-- Begin EXERCISE INPUT --
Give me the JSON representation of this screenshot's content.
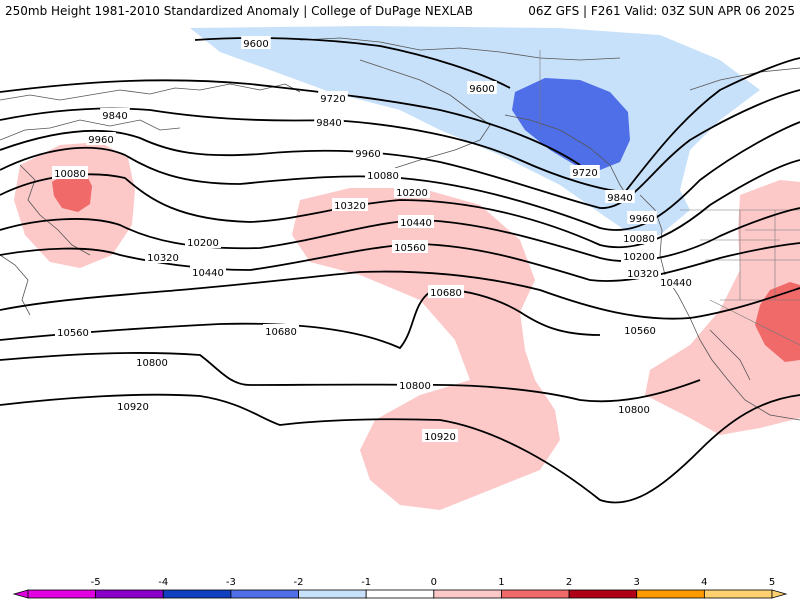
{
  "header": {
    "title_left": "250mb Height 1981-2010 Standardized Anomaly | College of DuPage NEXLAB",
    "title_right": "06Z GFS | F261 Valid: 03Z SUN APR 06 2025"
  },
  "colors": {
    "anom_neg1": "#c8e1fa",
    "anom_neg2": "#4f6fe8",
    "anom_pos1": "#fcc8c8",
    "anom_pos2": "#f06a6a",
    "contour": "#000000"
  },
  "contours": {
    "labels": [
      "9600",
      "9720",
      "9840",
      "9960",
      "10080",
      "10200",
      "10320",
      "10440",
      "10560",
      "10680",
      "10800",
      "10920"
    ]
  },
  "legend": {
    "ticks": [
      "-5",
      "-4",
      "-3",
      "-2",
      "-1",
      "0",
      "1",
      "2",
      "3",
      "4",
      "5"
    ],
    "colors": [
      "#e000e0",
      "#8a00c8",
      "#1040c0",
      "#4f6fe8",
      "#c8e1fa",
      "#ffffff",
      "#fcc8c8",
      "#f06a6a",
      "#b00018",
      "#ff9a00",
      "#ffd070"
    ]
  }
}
-- End EXERCISE INPUT --
EXERCISE INSTRUCTIONS
Any pictures should be dropped; transcribe the rest of the records above exactly.

WRITTEN ANSWER
Give me the JSON representation of this screenshot's content.
{
  "header": {
    "title_left": "250mb Height 1981-2010 Standardized Anomaly | College of DuPage NEXLAB",
    "title_right": "06Z GFS | F261 Valid: 03Z SUN APR 06 2025"
  },
  "colors": {
    "anom_neg1": "#c8e1fa",
    "anom_neg2": "#4f6fe8",
    "anom_pos1": "#fcc8c8",
    "anom_pos2": "#f06a6a",
    "contour": "#000000"
  },
  "contours": {
    "labels": [
      "9600",
      "9720",
      "9840",
      "9960",
      "10080",
      "10200",
      "10320",
      "10440",
      "10560",
      "10680",
      "10800",
      "10920"
    ]
  },
  "legend": {
    "ticks": [
      "-5",
      "-4",
      "-3",
      "-2",
      "-1",
      "0",
      "1",
      "2",
      "3",
      "4",
      "5"
    ],
    "colors": [
      "#e000e0",
      "#8a00c8",
      "#1040c0",
      "#4f6fe8",
      "#c8e1fa",
      "#ffffff",
      "#fcc8c8",
      "#f06a6a",
      "#b00018",
      "#ff9a00",
      "#ffd070"
    ]
  }
}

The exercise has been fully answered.